*Brief*. All of the records below need to be copied exactly.

*Records supplied*.
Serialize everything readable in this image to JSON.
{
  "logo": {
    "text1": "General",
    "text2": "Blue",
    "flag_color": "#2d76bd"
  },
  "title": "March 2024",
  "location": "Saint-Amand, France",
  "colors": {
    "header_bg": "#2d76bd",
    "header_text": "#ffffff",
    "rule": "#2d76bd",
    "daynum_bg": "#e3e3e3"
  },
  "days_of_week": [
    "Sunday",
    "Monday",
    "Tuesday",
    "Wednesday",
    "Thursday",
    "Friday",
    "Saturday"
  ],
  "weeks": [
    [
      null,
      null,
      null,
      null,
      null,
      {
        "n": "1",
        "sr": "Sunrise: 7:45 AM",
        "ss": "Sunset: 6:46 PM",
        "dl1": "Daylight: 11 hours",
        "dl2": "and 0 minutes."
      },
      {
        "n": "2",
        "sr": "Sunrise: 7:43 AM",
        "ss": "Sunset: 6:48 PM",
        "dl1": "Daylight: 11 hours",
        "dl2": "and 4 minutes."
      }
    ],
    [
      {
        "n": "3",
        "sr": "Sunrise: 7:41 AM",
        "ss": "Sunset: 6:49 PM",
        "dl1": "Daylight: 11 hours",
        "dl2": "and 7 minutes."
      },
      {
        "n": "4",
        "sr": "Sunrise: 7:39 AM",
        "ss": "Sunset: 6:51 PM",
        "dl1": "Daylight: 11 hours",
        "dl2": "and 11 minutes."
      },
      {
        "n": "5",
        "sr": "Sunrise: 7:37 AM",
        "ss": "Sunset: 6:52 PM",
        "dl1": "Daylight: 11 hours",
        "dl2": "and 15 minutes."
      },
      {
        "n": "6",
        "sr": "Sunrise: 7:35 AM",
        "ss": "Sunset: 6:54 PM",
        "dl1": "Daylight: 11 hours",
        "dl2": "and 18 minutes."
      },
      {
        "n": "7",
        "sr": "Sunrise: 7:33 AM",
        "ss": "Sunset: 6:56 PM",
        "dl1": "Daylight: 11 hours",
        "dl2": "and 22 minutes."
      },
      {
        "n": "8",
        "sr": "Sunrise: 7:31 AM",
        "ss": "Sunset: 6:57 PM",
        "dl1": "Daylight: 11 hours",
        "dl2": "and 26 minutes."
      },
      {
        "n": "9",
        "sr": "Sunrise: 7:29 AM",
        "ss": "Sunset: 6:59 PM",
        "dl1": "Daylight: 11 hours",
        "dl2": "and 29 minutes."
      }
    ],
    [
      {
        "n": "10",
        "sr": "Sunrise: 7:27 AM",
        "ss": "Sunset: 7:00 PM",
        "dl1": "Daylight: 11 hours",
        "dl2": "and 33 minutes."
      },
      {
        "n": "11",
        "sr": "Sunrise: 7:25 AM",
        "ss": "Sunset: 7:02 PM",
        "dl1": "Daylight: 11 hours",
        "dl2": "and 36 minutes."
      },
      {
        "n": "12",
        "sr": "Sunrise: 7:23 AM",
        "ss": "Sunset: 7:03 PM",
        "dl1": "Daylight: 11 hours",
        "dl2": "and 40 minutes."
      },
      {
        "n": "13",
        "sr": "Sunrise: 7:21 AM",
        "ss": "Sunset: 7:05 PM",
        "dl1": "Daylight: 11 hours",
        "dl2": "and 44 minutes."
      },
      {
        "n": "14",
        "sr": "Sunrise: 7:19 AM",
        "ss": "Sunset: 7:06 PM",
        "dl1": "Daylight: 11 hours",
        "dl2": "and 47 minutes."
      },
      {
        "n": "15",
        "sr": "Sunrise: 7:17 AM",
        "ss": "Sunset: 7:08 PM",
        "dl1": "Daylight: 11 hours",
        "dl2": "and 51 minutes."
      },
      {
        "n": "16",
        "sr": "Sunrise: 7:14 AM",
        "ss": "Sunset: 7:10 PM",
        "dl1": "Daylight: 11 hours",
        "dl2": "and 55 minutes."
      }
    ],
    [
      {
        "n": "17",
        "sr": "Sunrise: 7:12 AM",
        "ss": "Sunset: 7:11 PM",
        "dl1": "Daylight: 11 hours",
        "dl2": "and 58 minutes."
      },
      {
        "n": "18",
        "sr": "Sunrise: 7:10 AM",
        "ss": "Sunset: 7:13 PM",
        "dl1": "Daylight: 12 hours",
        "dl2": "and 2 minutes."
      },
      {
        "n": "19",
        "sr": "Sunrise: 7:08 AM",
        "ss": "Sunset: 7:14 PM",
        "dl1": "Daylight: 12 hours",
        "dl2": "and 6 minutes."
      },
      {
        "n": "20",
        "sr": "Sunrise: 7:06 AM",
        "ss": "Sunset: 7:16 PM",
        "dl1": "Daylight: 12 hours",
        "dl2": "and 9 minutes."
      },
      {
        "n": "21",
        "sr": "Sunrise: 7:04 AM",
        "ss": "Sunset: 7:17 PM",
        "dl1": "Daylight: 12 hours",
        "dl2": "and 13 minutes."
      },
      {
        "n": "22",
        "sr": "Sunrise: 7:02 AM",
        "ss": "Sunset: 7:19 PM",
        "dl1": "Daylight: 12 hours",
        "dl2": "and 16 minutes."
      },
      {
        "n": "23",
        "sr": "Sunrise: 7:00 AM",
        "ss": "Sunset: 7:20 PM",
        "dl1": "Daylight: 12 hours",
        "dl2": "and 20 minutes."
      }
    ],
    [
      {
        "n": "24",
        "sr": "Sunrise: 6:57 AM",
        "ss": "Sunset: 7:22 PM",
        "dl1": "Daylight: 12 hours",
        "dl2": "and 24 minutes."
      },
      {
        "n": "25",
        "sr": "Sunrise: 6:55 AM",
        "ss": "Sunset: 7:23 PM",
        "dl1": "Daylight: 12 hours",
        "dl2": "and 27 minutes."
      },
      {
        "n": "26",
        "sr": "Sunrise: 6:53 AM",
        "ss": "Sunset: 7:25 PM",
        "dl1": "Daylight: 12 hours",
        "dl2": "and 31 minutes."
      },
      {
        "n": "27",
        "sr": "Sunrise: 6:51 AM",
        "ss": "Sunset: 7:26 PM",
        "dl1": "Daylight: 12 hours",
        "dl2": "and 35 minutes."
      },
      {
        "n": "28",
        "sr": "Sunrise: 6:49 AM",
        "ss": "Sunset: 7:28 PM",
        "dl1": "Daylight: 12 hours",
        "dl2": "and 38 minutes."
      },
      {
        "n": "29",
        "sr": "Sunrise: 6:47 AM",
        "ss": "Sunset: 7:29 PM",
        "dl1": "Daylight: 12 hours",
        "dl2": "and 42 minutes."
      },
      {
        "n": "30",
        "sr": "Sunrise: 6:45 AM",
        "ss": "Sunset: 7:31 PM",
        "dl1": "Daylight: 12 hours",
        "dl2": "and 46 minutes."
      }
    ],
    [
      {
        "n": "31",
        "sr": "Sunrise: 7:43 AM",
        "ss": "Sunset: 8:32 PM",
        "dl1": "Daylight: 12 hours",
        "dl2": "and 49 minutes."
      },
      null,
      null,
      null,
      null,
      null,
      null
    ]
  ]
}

*Worked answer*.
Serialize everything readable in this image to JSON.
{
  "logo": {
    "text1": "General",
    "text2": "Blue",
    "flag_color": "#2d76bd"
  },
  "title": "March 2024",
  "location": "Saint-Amand, France",
  "colors": {
    "header_bg": "#2d76bd",
    "header_text": "#ffffff",
    "rule": "#2d76bd",
    "daynum_bg": "#e3e3e3"
  },
  "days_of_week": [
    "Sunday",
    "Monday",
    "Tuesday",
    "Wednesday",
    "Thursday",
    "Friday",
    "Saturday"
  ],
  "weeks": [
    [
      null,
      null,
      null,
      null,
      null,
      {
        "n": "1",
        "sr": "Sunrise: 7:45 AM",
        "ss": "Sunset: 6:46 PM",
        "dl1": "Daylight: 11 hours",
        "dl2": "and 0 minutes."
      },
      {
        "n": "2",
        "sr": "Sunrise: 7:43 AM",
        "ss": "Sunset: 6:48 PM",
        "dl1": "Daylight: 11 hours",
        "dl2": "and 4 minutes."
      }
    ],
    [
      {
        "n": "3",
        "sr": "Sunrise: 7:41 AM",
        "ss": "Sunset: 6:49 PM",
        "dl1": "Daylight: 11 hours",
        "dl2": "and 7 minutes."
      },
      {
        "n": "4",
        "sr": "Sunrise: 7:39 AM",
        "ss": "Sunset: 6:51 PM",
        "dl1": "Daylight: 11 hours",
        "dl2": "and 11 minutes."
      },
      {
        "n": "5",
        "sr": "Sunrise: 7:37 AM",
        "ss": "Sunset: 6:52 PM",
        "dl1": "Daylight: 11 hours",
        "dl2": "and 15 minutes."
      },
      {
        "n": "6",
        "sr": "Sunrise: 7:35 AM",
        "ss": "Sunset: 6:54 PM",
        "dl1": "Daylight: 11 hours",
        "dl2": "and 18 minutes."
      },
      {
        "n": "7",
        "sr": "Sunrise: 7:33 AM",
        "ss": "Sunset: 6:56 PM",
        "dl1": "Daylight: 11 hours",
        "dl2": "and 22 minutes."
      },
      {
        "n": "8",
        "sr": "Sunrise: 7:31 AM",
        "ss": "Sunset: 6:57 PM",
        "dl1": "Daylight: 11 hours",
        "dl2": "and 26 minutes."
      },
      {
        "n": "9",
        "sr": "Sunrise: 7:29 AM",
        "ss": "Sunset: 6:59 PM",
        "dl1": "Daylight: 11 hours",
        "dl2": "and 29 minutes."
      }
    ],
    [
      {
        "n": "10",
        "sr": "Sunrise: 7:27 AM",
        "ss": "Sunset: 7:00 PM",
        "dl1": "Daylight: 11 hours",
        "dl2": "and 33 minutes."
      },
      {
        "n": "11",
        "sr": "Sunrise: 7:25 AM",
        "ss": "Sunset: 7:02 PM",
        "dl1": "Daylight: 11 hours",
        "dl2": "and 36 minutes."
      },
      {
        "n": "12",
        "sr": "Sunrise: 7:23 AM",
        "ss": "Sunset: 7:03 PM",
        "dl1": "Daylight: 11 hours",
        "dl2": "and 40 minutes."
      },
      {
        "n": "13",
        "sr": "Sunrise: 7:21 AM",
        "ss": "Sunset: 7:05 PM",
        "dl1": "Daylight: 11 hours",
        "dl2": "and 44 minutes."
      },
      {
        "n": "14",
        "sr": "Sunrise: 7:19 AM",
        "ss": "Sunset: 7:06 PM",
        "dl1": "Daylight: 11 hours",
        "dl2": "and 47 minutes."
      },
      {
        "n": "15",
        "sr": "Sunrise: 7:17 AM",
        "ss": "Sunset: 7:08 PM",
        "dl1": "Daylight: 11 hours",
        "dl2": "and 51 minutes."
      },
      {
        "n": "16",
        "sr": "Sunrise: 7:14 AM",
        "ss": "Sunset: 7:10 PM",
        "dl1": "Daylight: 11 hours",
        "dl2": "and 55 minutes."
      }
    ],
    [
      {
        "n": "17",
        "sr": "Sunrise: 7:12 AM",
        "ss": "Sunset: 7:11 PM",
        "dl1": "Daylight: 11 hours",
        "dl2": "and 58 minutes."
      },
      {
        "n": "18",
        "sr": "Sunrise: 7:10 AM",
        "ss": "Sunset: 7:13 PM",
        "dl1": "Daylight: 12 hours",
        "dl2": "and 2 minutes."
      },
      {
        "n": "19",
        "sr": "Sunrise: 7:08 AM",
        "ss": "Sunset: 7:14 PM",
        "dl1": "Daylight: 12 hours",
        "dl2": "and 6 minutes."
      },
      {
        "n": "20",
        "sr": "Sunrise: 7:06 AM",
        "ss": "Sunset: 7:16 PM",
        "dl1": "Daylight: 12 hours",
        "dl2": "and 9 minutes."
      },
      {
        "n": "21",
        "sr": "Sunrise: 7:04 AM",
        "ss": "Sunset: 7:17 PM",
        "dl1": "Daylight: 12 hours",
        "dl2": "and 13 minutes."
      },
      {
        "n": "22",
        "sr": "Sunrise: 7:02 AM",
        "ss": "Sunset: 7:19 PM",
        "dl1": "Daylight: 12 hours",
        "dl2": "and 16 minutes."
      },
      {
        "n": "23",
        "sr": "Sunrise: 7:00 AM",
        "ss": "Sunset: 7:20 PM",
        "dl1": "Daylight: 12 hours",
        "dl2": "and 20 minutes."
      }
    ],
    [
      {
        "n": "24",
        "sr": "Sunrise: 6:57 AM",
        "ss": "Sunset: 7:22 PM",
        "dl1": "Daylight: 12 hours",
        "dl2": "and 24 minutes."
      },
      {
        "n": "25",
        "sr": "Sunrise: 6:55 AM",
        "ss": "Sunset: 7:23 PM",
        "dl1": "Daylight: 12 hours",
        "dl2": "and 27 minutes."
      },
      {
        "n": "26",
        "sr": "Sunrise: 6:53 AM",
        "ss": "Sunset: 7:25 PM",
        "dl1": "Daylight: 12 hours",
        "dl2": "and 31 minutes."
      },
      {
        "n": "27",
        "sr": "Sunrise: 6:51 AM",
        "ss": "Sunset: 7:26 PM",
        "dl1": "Daylight: 12 hours",
        "dl2": "and 35 minutes."
      },
      {
        "n": "28",
        "sr": "Sunrise: 6:49 AM",
        "ss": "Sunset: 7:28 PM",
        "dl1": "Daylight: 12 hours",
        "dl2": "and 38 minutes."
      },
      {
        "n": "29",
        "sr": "Sunrise: 6:47 AM",
        "ss": "Sunset: 7:29 PM",
        "dl1": "Daylight: 12 hours",
        "dl2": "and 42 minutes."
      },
      {
        "n": "30",
        "sr": "Sunrise: 6:45 AM",
        "ss": "Sunset: 7:31 PM",
        "dl1": "Daylight: 12 hours",
        "dl2": "and 46 minutes."
      }
    ],
    [
      {
        "n": "31",
        "sr": "Sunrise: 7:43 AM",
        "ss": "Sunset: 8:32 PM",
        "dl1": "Daylight: 12 hours",
        "dl2": "and 49 minutes."
      },
      null,
      null,
      null,
      null,
      null,
      null
    ]
  ]
}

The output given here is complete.